To do: Write out each record below exactly as it appears, with no pictures.
** START Records for this task **
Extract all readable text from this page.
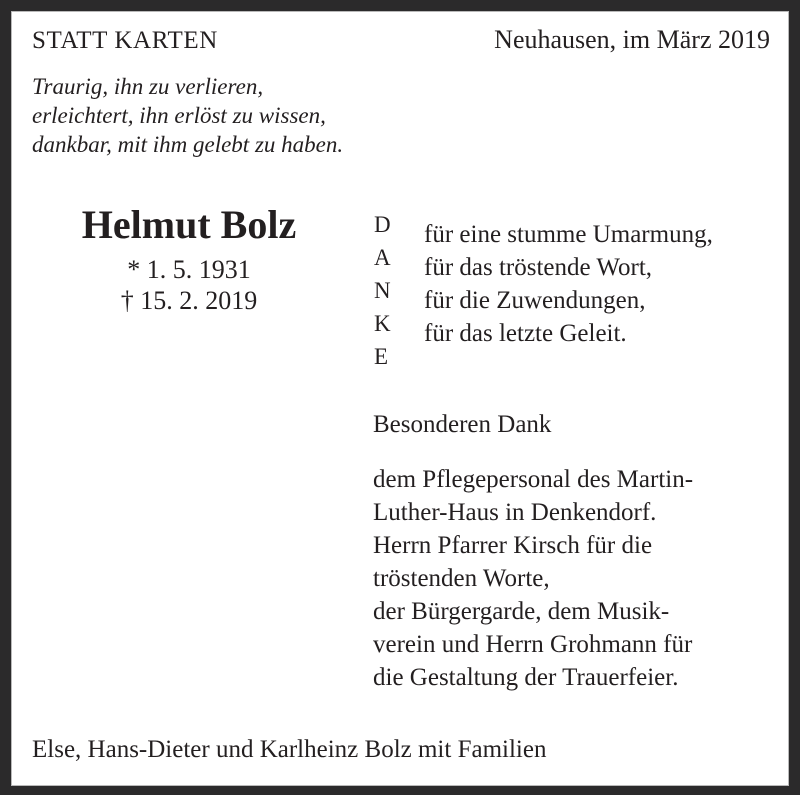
STATT KARTEN	Neuhausen, im März 2019
Traurig, ihn zu verlieren,
erleichtert, ihn erlöst zu wissen,
dankbar, mit ihm gelebt zu haben.
Helmut Bolz
* 1. 5. 1931
† 15. 2. 2019
D
A
N
K
E
für eine stumme Umarmung,
für das tröstende Wort,
für die Zuwendungen,
für das letzte Geleit.
Besonderen Dank
dem Pflegepersonal des Martin-
Luther-Haus in Denkendorf.
Herrn Pfarrer Kirsch für die
tröstenden Worte,
der Bürgergarde, dem Musik-
verein und Herrn Grohmann für
die Gestaltung der Trauerfeier.
Else, Hans-Dieter und Karlheinz Bolz mit Familien
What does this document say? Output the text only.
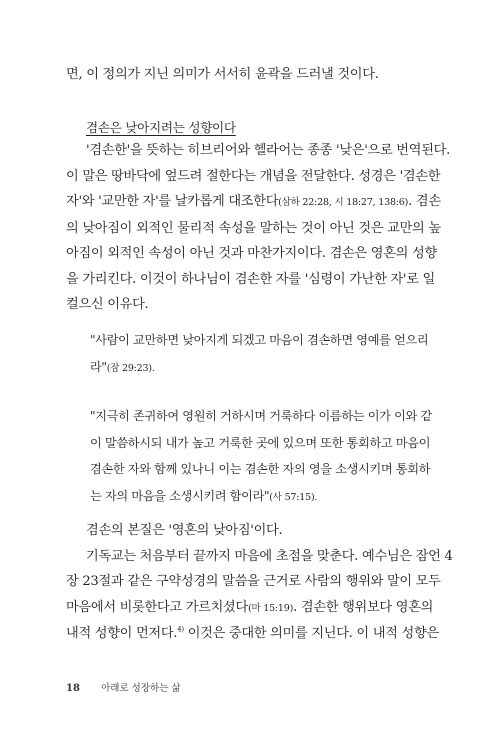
면, 이 정의가 지닌 의미가 서서히 윤곽을 드러낼 것이다.
겸손은 낮아지려는 성향이다
'겸손한'을 뜻하는 히브리어와 헬라어는 종종 '낮은'으로 번역된다.
이 말은 땅바닥에 엎드려 절한다는 개념을 전달한다. 성경은 '겸손한
자'와 '교만한 자'를 날카롭게 대조한다(삼하 22:28, 시 18:27, 138:6). 겸손
의 낮아짐이 외적인 물리적 속성을 말하는 것이 아닌 것은 교만의 높
아짐이 외적인 속성이 아닌 것과 마찬가지이다. 겸손은 영혼의 성향
을 가리킨다. 이것이 하나님이 겸손한 자를 '심령이 가난한 자'로 일
컬으신 이유다.
"사람이 교만하면 낮아지게 되겠고 마음이 겸손하면 영예를 얻으리
라"(잠 29:23).
"지극히 존귀하여 영원히 거하시며 거룩하다 이름하는 이가 이와 같
이 말씀하시되 내가 높고 거룩한 곳에 있으며 또한 통회하고 마음이
겸손한 자와 함께 있나니 이는 겸손한 자의 영을 소생시키며 통회하
는 자의 마음을 소생시키려 함이라"(사 57:15).
겸손의 본질은 '영혼의 낮아짐'이다.
기독교는 처음부터 끝까지 마음에 초점을 맞춘다. 예수님은 잠언 4
장 23절과 같은 구약성경의 말씀을 근거로 사람의 행위와 말이 모두
마음에서 비롯한다고 가르치셨다(마 15:19). 겸손한 행위보다 영혼의
내적 성향이 먼저다.$^{4)}$ 이것은 중대한 의미를 지닌다. 이 내적 성향은
18 아래로 성장하는 삶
** END Records for this task **
Result:
Extract all readable text from this page.
STATT KARTEN	Neuhausen, im März 2019
Traurig, ihn zu verlieren,
erleichtert, ihn erlöst zu wissen,
dankbar, mit ihm gelebt zu haben.
Helmut Bolz
* 1. 5. 1931
† 15. 2. 2019
D
A
N
K
E
für eine stumme Umarmung,
für das tröstende Wort,
für die Zuwendungen,
für das letzte Geleit.
Besonderen Dank
dem Pflegepersonal des Martin-
Luther-Haus in Denkendorf.
Herrn Pfarrer Kirsch für die
tröstenden Worte,
der Bürgergarde, dem Musik-
verein und Herrn Grohmann für
die Gestaltung der Trauerfeier.
Else, Hans-Dieter und Karlheinz Bolz mit Familien
What does this document say? Output the text only.
면, 이 정의가 지닌 의미가 서서히 윤곽을 드러낼 것이다.
겸손은 낮아지려는 성향이다
'겸손한'을 뜻하는 히브리어와 헬라어는 종종 '낮은'으로 번역된다.
이 말은 땅바닥에 엎드려 절한다는 개념을 전달한다. 성경은 '겸손한
자'와 '교만한 자'를 날카롭게 대조한다(삼하 22:28, 시 18:27, 138:6). 겸손
의 낮아짐이 외적인 물리적 속성을 말하는 것이 아닌 것은 교만의 높
아짐이 외적인 속성이 아닌 것과 마찬가지이다. 겸손은 영혼의 성향
을 가리킨다. 이것이 하나님이 겸손한 자를 '심령이 가난한 자'로 일
컬으신 이유다.
"사람이 교만하면 낮아지게 되겠고 마음이 겸손하면 영예를 얻으리
라"(잠 29:23).
"지극히 존귀하여 영원히 거하시며 거룩하다 이름하는 이가 이와 같
이 말씀하시되 내가 높고 거룩한 곳에 있으며 또한 통회하고 마음이
겸손한 자와 함께 있나니 이는 겸손한 자의 영을 소생시키며 통회하
는 자의 마음을 소생시키려 함이라"(사 57:15).
겸손의 본질은 '영혼의 낮아짐'이다.
기독교는 처음부터 끝까지 마음에 초점을 맞춘다. 예수님은 잠언 4
장 23절과 같은 구약성경의 말씀을 근거로 사람의 행위와 말이 모두
마음에서 비롯한다고 가르치셨다(마 15:19). 겸손한 행위보다 영혼의
내적 성향이 먼저다.$^{4)}$ 이것은 중대한 의미를 지닌다. 이 내적 성향은
18 아래로 성장하는 삶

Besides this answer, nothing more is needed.